> [PROMPT] Show all lines holding "panel".

> [INPUT DATA]
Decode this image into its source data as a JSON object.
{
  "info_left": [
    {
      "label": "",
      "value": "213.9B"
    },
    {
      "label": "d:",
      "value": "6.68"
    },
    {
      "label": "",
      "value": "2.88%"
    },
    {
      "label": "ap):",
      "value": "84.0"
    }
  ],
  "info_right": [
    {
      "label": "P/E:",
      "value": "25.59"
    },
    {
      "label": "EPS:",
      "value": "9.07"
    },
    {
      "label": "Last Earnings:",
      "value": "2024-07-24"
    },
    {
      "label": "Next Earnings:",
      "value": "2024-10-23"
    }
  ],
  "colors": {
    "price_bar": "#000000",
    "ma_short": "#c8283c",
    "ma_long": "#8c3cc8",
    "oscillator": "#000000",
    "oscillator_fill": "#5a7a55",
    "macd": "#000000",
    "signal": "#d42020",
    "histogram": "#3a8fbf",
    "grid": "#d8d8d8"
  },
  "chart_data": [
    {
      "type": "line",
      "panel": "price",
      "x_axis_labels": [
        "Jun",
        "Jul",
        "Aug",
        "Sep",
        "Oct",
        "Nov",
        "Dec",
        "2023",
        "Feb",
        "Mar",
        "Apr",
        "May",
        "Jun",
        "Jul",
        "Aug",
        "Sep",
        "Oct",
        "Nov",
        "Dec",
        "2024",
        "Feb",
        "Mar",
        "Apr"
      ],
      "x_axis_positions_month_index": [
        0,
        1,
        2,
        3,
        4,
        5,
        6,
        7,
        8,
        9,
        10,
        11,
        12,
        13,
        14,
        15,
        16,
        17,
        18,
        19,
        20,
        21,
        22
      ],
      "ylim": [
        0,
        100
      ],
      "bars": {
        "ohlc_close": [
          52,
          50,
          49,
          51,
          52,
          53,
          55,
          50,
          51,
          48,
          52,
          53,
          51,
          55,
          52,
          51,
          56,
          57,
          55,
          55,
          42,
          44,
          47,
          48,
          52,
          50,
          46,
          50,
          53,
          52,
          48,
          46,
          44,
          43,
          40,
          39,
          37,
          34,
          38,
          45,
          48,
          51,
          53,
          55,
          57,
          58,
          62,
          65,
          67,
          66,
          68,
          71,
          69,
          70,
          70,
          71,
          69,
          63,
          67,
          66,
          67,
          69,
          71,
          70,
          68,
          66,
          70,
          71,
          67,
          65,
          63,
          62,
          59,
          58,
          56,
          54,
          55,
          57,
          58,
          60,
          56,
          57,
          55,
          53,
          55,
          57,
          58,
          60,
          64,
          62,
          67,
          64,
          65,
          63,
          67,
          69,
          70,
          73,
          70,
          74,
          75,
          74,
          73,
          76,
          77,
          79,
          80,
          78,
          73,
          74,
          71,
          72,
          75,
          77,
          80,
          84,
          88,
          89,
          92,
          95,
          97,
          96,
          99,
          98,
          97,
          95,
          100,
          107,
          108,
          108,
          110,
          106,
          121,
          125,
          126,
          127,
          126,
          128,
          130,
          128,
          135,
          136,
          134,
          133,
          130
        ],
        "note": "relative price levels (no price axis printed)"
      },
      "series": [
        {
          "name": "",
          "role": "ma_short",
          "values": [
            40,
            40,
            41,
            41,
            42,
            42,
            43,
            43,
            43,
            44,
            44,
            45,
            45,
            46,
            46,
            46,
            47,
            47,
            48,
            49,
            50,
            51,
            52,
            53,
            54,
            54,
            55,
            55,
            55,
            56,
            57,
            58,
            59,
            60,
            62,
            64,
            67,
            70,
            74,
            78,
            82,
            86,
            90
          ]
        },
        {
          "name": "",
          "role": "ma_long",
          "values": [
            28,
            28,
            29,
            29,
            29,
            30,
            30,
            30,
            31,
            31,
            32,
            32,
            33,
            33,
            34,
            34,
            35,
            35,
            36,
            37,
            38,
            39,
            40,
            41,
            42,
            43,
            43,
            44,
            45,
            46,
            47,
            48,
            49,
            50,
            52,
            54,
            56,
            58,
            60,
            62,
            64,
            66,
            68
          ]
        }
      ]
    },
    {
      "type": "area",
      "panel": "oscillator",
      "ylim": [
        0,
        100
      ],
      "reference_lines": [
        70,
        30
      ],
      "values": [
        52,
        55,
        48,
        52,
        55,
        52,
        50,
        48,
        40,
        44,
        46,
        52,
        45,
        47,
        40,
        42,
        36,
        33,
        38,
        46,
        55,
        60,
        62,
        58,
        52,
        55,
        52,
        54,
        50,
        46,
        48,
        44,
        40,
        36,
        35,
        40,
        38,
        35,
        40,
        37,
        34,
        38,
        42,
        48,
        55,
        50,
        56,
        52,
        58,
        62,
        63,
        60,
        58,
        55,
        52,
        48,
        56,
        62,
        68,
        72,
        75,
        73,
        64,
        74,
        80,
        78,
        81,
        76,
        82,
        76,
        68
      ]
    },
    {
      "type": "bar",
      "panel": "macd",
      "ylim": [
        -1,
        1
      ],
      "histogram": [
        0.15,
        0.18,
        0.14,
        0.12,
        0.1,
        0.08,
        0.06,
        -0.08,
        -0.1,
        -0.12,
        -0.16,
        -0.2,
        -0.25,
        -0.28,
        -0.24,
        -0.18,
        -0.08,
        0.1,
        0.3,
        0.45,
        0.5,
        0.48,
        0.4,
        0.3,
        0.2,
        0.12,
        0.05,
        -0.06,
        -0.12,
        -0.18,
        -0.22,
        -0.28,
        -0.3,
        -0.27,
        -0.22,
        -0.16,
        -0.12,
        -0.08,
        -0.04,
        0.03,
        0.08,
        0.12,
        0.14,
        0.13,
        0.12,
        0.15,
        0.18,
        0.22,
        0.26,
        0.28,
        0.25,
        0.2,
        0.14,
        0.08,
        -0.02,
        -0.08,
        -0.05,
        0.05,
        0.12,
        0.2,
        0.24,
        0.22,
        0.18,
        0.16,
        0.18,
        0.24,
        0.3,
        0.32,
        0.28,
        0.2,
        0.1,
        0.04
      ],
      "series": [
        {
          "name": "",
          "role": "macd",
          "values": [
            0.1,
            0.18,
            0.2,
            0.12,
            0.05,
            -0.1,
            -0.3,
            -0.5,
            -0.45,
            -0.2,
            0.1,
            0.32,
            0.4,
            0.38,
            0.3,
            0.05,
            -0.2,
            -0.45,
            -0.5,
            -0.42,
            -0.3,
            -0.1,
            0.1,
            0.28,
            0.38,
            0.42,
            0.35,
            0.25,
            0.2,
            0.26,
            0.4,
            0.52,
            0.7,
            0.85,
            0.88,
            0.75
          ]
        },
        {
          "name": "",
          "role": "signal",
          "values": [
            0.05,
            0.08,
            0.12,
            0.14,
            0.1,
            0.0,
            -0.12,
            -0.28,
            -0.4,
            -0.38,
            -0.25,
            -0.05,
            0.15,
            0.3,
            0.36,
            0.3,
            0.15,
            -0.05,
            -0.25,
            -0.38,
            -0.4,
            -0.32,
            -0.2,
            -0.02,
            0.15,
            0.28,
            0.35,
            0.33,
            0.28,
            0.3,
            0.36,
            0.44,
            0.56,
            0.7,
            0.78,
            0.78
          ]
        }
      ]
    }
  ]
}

> [RESPONSE]
      "panel": "price",
      "panel": "oscillator",
      "panel": "macd",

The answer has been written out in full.